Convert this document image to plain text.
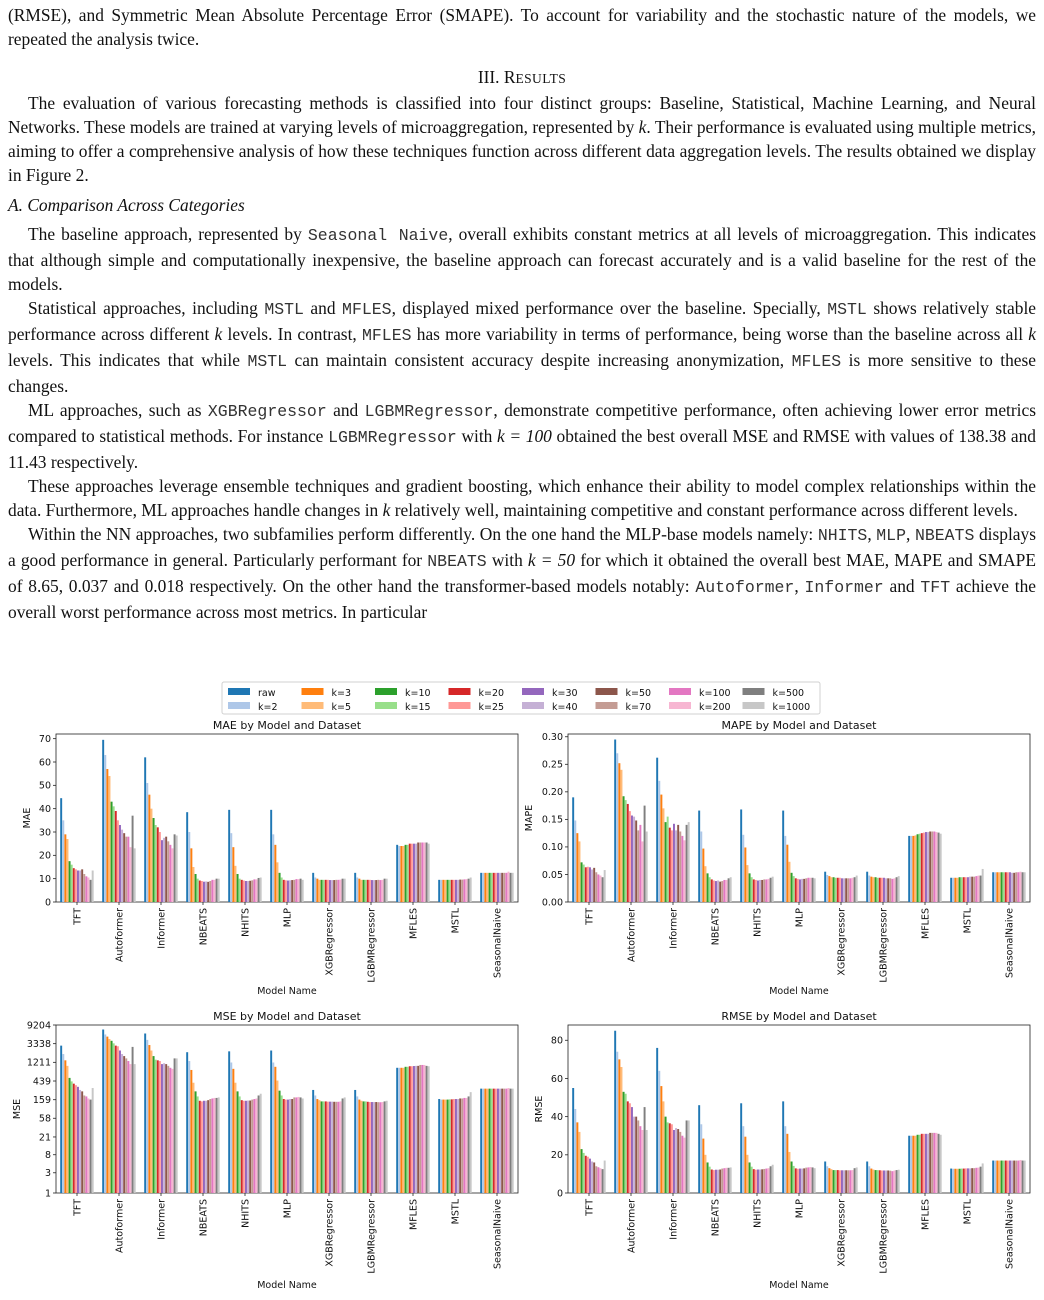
(RMSE), and Symmetric Mean Absolute Percentage Error (SMAPE). To account for variability and the stochastic nature of the models, we repeated the analysis twice.

III. RESULTS

The evaluation of various forecasting methods is classified into four distinct groups: Baseline, Statistical, Machine Learning, and Neural Networks. These models are trained at varying levels of microaggregation, represented by k. Their performance is evaluated using multiple metrics, aiming to offer a comprehensive analysis of how these techniques function across different data aggregation levels. The results obtained we display in Figure 2.

A. Comparison Across Categories

The baseline approach, represented by Seasonal Naive, overall exhibits constant metrics at all levels of microaggregation. This indicates that although simple and computationally inexpensive, the baseline approach can forecast accurately and is a valid baseline for the rest of the models.

Statistical approaches, including MSTL and MFLES, displayed mixed performance over the baseline. Specially, MSTL shows relatively stable performance across different k levels. In contrast, MFLES has more variability in terms of performance, being worse than the baseline across all k levels. This indicates that while MSTL can maintain consistent accuracy despite increasing anonymization, MFLES is more sensitive to these changes.

ML approaches, such as XGBRegressor and LGBMRegressor, demonstrate competitive performance, often achieving lower error metrics compared to statistical methods. For instance LGBMRegressor with k = 100 obtained the best overall MSE and RMSE with values of 138.38 and 11.43 respectively.

These approaches leverage ensemble techniques and gradient boosting, which enhance their ability to model complex relationships within the data. Furthermore, ML approaches handle changes in k relatively well, maintaining competitive and constant performance across different levels.

Within the NN approaches, two subfamilies perform differently. On the one hand the MLP-base models namely: NHITS, MLP, NBEATS displays a good performance in general. Particularly performant for NBEATS with k = 50 for which it obtained the overall best MAE, MAPE and SMAPE of 8.65, 0.037 and 0.018 respectively. On the other hand the transformer-based models notably: Autoformer, Informer and TFT achieve the overall worst performance across most metrics. In particular

raw
k=2
k=3
k=5
k=10
k=15
k=20
k=25
k=30
k=40
k=50
k=70
k=100
k=200
k=500
k=1000
MAE by Model and Dataset
0
10
20
30
40
50
60
70
MAE
TFT	Autoformer	Informer	NBEATS	NHITS	MLP	XGBRegressor	LGBMRegressor	MFLES	MSTL	SeasonalNaive
Model Name
MAPE by Model and Dataset
0.00
0.05
0.10
0.15
0.20
0.25
0.30
MAPE
TFT	Autoformer	Informer	NBEATS	NHITS	MLP	XGBRegressor	LGBMRegressor	MFLES	MSTL	SeasonalNaive
Model Name
MSE by Model and Dataset
1
3
8
21
58
159
439
1211
3338
9204
MSE
TFT	Autoformer	Informer	NBEATS	NHITS	MLP	XGBRegressor	LGBMRegressor	MFLES	MSTL	SeasonalNaive
Model Name
RMSE by Model and Dataset
0
20
40
60
80
RMSE
TFT	Autoformer	Informer	NBEATS	NHITS	MLP	XGBRegressor	LGBMRegressor	MFLES	MSTL	SeasonalNaive
Model Name
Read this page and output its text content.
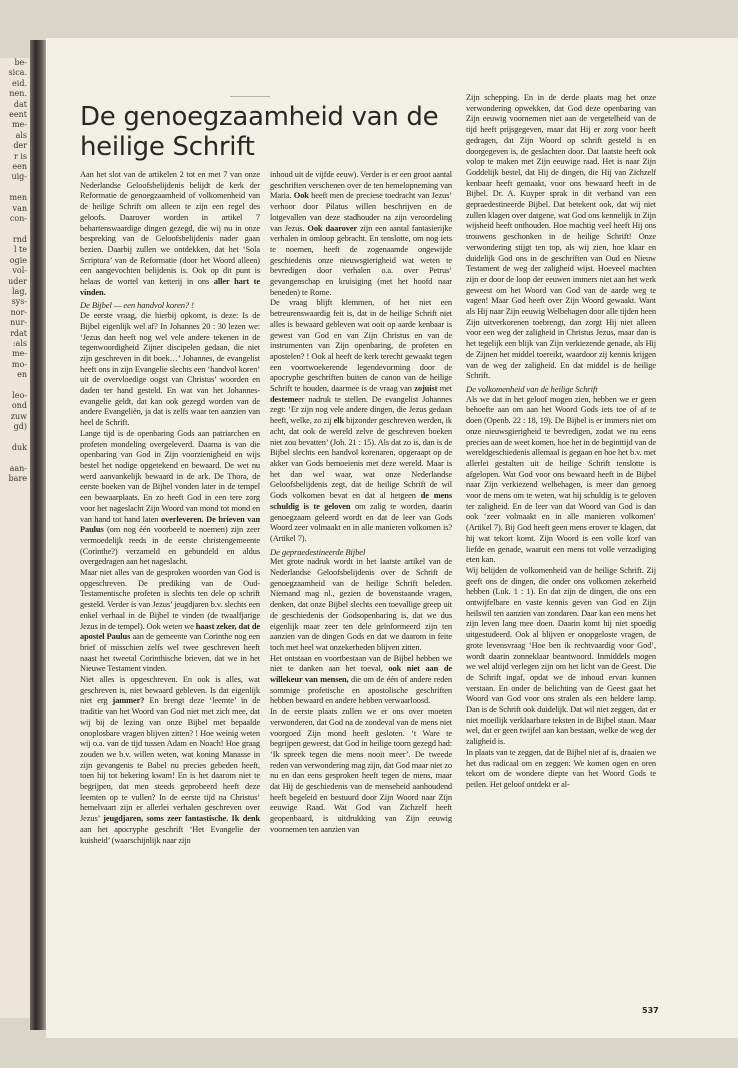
be-
sica.
eid.
nen.
dat
eent
me-
als
der
r is
een
uig-

men
van
con-

rnd
l te
ogie
vol-
uder
lag,
sys-
nor-
nur-
rdat
:als
me-
mo-
en

leo-
ond
zuw
gd)

duk

aan-
bare
De genoegzaamheid van de heilige Schrift

Aan het slot van de artikelen 2 tot en met 7 van onze Nederlandse Geloofsbelijdenis belijdt de kerk der Reformatie de genoegzaamheid of volkomenheid van de heilige Schrift om alleen te zijn een regel des geloofs. Daarover worden in artikel 7 behartenswaardige dingen gezegd, die wij nu in onze bespreking van de Geloofsbelijdenis nader gaan bezien. Daarbij zullen we ontdekken, dat het ‘Sola Scriptura’ van de Reformatie (door het Woord alleen) een aangevochten belijdenis is. Ook op dit punt is helaas de wortel van ketterij in ons aller hart te vinden.

De Bijbel — een handvol koren? !

De eerste vraag, die hierbij opkomt, is deze: Is de Bijbel eigenlijk wel af? In Johannes 20 : 30 lezen we: ‘Jezus dan heeft nog wel vele andere tekenen in de tegenwoordigheid Zijner discipelen gedaan, die niet zijn geschreven in dit boek…’ Johannes, de evangelist heeft ons in zijn Evangelie slechts een ‘handvol koren’ uit de overvloedige oogst van Christus’ woorden en daden ter hand gesteld. En wat van het Johannes-evangelie geldt, dat kan ook gezegd worden van de andere Evangeliën, ja dat is zelfs waar ten aanzien van heel de Schrift.

Lange tijd is de openbaring Gods aan patriarchen en profeten mondeling overgeleverd. Daarna is van die openbaring van God in Zijn voorzienigheid en wijs bestel het nodige opgetekend en bewaard. De wet nu werd aanvankelijk bewaard in de ark. De Thora, de eerste boeken van de Bijbel vonden later in de tempel een bewaarplaats. En zo heeft God in een tere zorg voor het nageslacht Zijn Woord van mond tot mond en van hand tot hand laten overleveren. De brieven van Paulus (om nog één voorbeeld te noemen) zijn zeer vermoedelijk reeds in de eerste christengemeente (Corinthe?) verzameld en gebundeld en aldus overgedragen aan het nageslacht.

Maar niet alles van de gesproken woorden van God is opgeschreven. De prediking van de Oud-Testamentische profeten is slechts ten dele op schrift gesteld. Verder is van Jezus’ jeugdjaren b.v. slechts een enkel verhaal in de Bijbel te vinden (de twaalfjarige Jezus in de tempel). Ook weten we haast zeker, dat de apostel Paulus aan de gemeente van Corinthe nog een brief of misschien zelfs wel twee geschreven heeft naast het tweetal Corinthische brieven, dat we in het Nieuwe Testament vinden.

Niet alles is opgeschreven. En ook is alles, wat geschreven is, niet bewaard gebleven. Is dat eigenlijk niet erg jammer? En brengt deze ‘leemte’ in de traditie van het Woord van God niet met zich mee, dat wij bij de lezing van onze Bijbel met bepaalde onoplosbare vragen blijven zitten? ! Hoe weinig weten wij o.a. van de tijd tussen Adam en Noach! Hoe graag zouden we b.v. willen weten, wat koning Manasse in zijn gevangenis te Babel nu precies gebeden heeft, toen hij tot bekering kwam! En is het daarom niet te begrijpen, dat men steeds geprobeerd heeft deze leemten op te vullen? In de eerste tijd na Christus’ hemelvaart zijn er allerlei verhalen geschreven over Jezus’ jeugdjaren, soms zeer fantastische. Ik denk aan het apocryphe geschrift ‘Het Evangelie der kuisheid’ (waarschijnlijk naar zijn

inhoud uit de vijfde eeuw). Verder is er een groot aantal geschriften verschenen over de ten hemelopneming van Maria. Ook heeft men de preciese toedracht van Jezus’ verhoor door Pilatus willen beschrijven en de lotgevallen van deze stadhouder na zijn veroordeling van Jezus. Ook daarover zijn een aantal fantasierijke verhalen in omloop gebracht. En tenslotte, om nog iets te noemen, heeft de zogenaamde ongewijde geschiedenis onze nieuwsgierigheid wat weten te bevredigen door verhalen o.a. over Petrus’ gevangenschap en kruisiging (met het hoofd naar beneden) te Rome.

De vraag blijft klemmen, of het niet een betreurenswaardig feit is, dat in de heilige Schrift niet alles is bewaard gebleven wat ooit op aarde kenbaar is gewest van God en van Zijn Christus en van de instrumenten van Zijn openbaring, de profeten en apostelen? ! Ook al heeft de kerk terecht gewaakt tegen een voortwoekerende legendevorming door de apocryphe geschriften buiten de canon van de heilige Schrift te houden, daarmee is de vraag van zojuist met destemeer nadruk te stellen. De evangelist Johannes zegt: ‘Er zijn nog vele andere dingen, die Jezus gedaan heeft, welke, zo zij elk bijzonder geschreven werden, ik acht, dat ook de wereld zelve de geschreven boeken niet zou bevatten’ (Joh. 21 : 15). Als dat zo is, dan is de Bijbel slechts een handvol korenaren, opgeraapt op de akker van Gods bemoeienis met deze wereld. Maar is het dan wel waar, wat onze Nederlandse Geloofsbelijdenis zegt, dat de heilige Schrift de wil Gods volkomen bevat en dat al hetgeen de mens schuldig is te geloven om zalig te worden, daarin genoegzaam geleerd wordt en dat de leer van Gods Woord zeer volmaakt en in alle manieren volkomen is? (Artikel 7).

De gepraedestineerde Bijbel

Met grote nadruk wordt in het laatste artikel van de Nederlandse Geloofsbelijdenis over de Schrift de genoegzaamheid van de heilige Schrift beleden. Niemand mag nl., gezien de bovenstaande vragen, denken, dat onze Bijbel slechts een toevallige greep uit de geschiedenis der Godsopenbaring is, dat we dus eigenlijk maar zeer ten dele geïnformeerd zijn ten aanzien van de dingen Gods en dat we daarom in feite toch met heel wat onzekerheden blijven zitten.

Het ontstaan en voortbestaan van de Bijbel hebben we niet te danken aan het toeval, ook niet aan de willekeur van mensen, die om de één of andere reden sommige profetische en apostolische geschriften hebben bewaard en andere hebben verwaarloosd.

In de eerste plaats zullen we er ons over moeten verwonderen, dat God na de zondeval van de mens niet voorgoed Zijn mond heeft gesloten. ‘t Ware te begrijpen geweest, dat God in heilige toorn gezegd had: ‘Ik spreek tegen die mens nooit meer’. De tweede reden van verwondering mag zijn, dat God maar niet zo nu en dan eens gesproken heeft tegen de mens, maar dat Hij de geschiedenis van de menseheid aanhoudend heeft begeleid en bestuurd door Zijn Woord naar Zijn eeuwige Raad. Wat God van Zichzelf heeft geopenbaard, is uitdrukking van Zijn eeuwig voornemen ten aanzien van

Zijn schepping. En in de derde plaats mag het onze verwondering opwekken, dat God deze openbaring van Zijn eeuwig voornemen niet aan de vergetelheid van de tijd heeft prijsgegeven, maar dat Hij er zorg voor heeft gedragen, dat Zijn Woord op schrift gesteld is en doorgegeven is, de geslachten door. Dat laatste heeft ook volop te maken met Zijn eeuwige raad. Het is naar Zijn Goddelijk bestel, dat Hij de dingen, die Hij van Zichzelf kenbaar heeft gemaakt, voor ons bewaard heeft in de Bijbel. Dr. A. Kuyper sprak in dit verband van een gepraedestineerde Bijbel. Dat betekent ook, dat wij niet zullen klagen over datgene, wat God ons kennelijk in Zijn wijsheid heeft onthouden. Hoe machtig veel heeft Hij ons trouwens geschonken in de heilige Schrift! Onze verwondering stijgt ten top, als wij zien, hoe klaar en duidelijk God ons in de geschriften van Oud en Nieuw Testament de weg der zaligheid wijst. Hoeveel machten zijn er door de loop der eeuwen immers niet aan het werk geweest om het Woord van God van de aarde weg te vagen! Maar God heeft over Zijn Woord gewaakt. Want als Hij naar Zijn eeuwig Welbehagen door alle tijden heen Zijn uitverkorenen toebrengt, dan zorgt Hij niet alleen voor een weg der zaligheid in Christus Jezus, maar dan is het tegelijk een blijk van Zijn verkiezende genade, als Hij de Zijnen het middel toereikt, waardoor zij kennis krijgen van de weg der zaligheid. En dat middel is de heilige Schrift.

De volkomenheid van de heilige Schrift

Als we dat in het geloof mogen zien, hebben we er geen behoefte aan om aan het Woord Gods iets toe of af te doen (Openb. 22 : 18, 19). De Bijbel is er immers niet om onze nieuwsgierigheid te bevredigen, zodat we nu eens precies aan de weet komen, hoe het in de beginttijd van de wereldgeschiedenis allemaal is gegaan en hoe het b.v. met allerlei gestalten uit de heilige Schrift tenslotte is afgelopen. Wat God voor ons bewaard heeft in de Bijbel naar Zijn verkiezend welbehagen, is meer dan genoeg voor de mens om te weten, wat hij schuldig is te geloven ter zaligheid. En de leer van dat Woord van God is dan ook ‘zeer volmaakt en in alle manieren volkomen’ (Artikel 7). Bij God heeft geen mens erover te klagen, dat hij wat tekort komt. Zijn Woord is een volle korf van liefde en genade, waaruit een mens tot volle verzadiging eten kan.

Wij belijden de volkomenheid van de heilige Schrift. Zij geeft ons de dingen, die onder ons volkomen zekerheid hebben (Luk. 1 : 1). En dat zijn de dingen, die ons een ontwijfelbare en vaste kennis geven van God en Zijn heilswil ten aanzien van zondaren. Daar kan een mens het zijn leven lang mee doen. Daarin komt hij niet spoedig uitgestudeerd. Ook al blijven er onopgeloste vragen, de grote levensvraag ‘Hoe ben ik rechtvaardig voor God’, wordt daarin zonneklaar beantwoord. Inmiddels mogen we wel altijd verlegen zijn om het licht van de Geest. Die de Schrift ingaf, opdat we de inhoud ervan kunnen verstaan. En onder de belichting van de Geest gaat het Woord van God voor ons stralen als een heldere lamp. Dan is de Schrift ook duidelijk. Dat wil niet zeggen, dat er niet moeilijk verklaarbare teksten in de Bijbel staan. Maar wel, dat er geen twijfel aan kan bestaan, welke de weg der zaligheid is.

In plaats van te zeggen, dat de Bijbel niet af is, draaien we het dus radicaal om en zeggen: We komen ogen en oren tekort om de wondere diepte van het Woord Gods te peilen. Het geloof ontdekt er al-

537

Problem to work on | Take every line above carrying "constant" and return it.

Reply to the exercise |
The baseline approach, represented by Seasonal Naive, overall exhibits constant metrics at all levels of microaggregation. This indicates that although simple and computationally inexpensive, the baseline approach can forecast accurately and is a valid baseline for the rest of the models.
These approaches leverage ensemble techniques and gradient boosting, which enhance their ability to model complex relationships within the data. Furthermore, ML approaches handle changes in k relatively well, maintaining competitive and constant performance across different levels.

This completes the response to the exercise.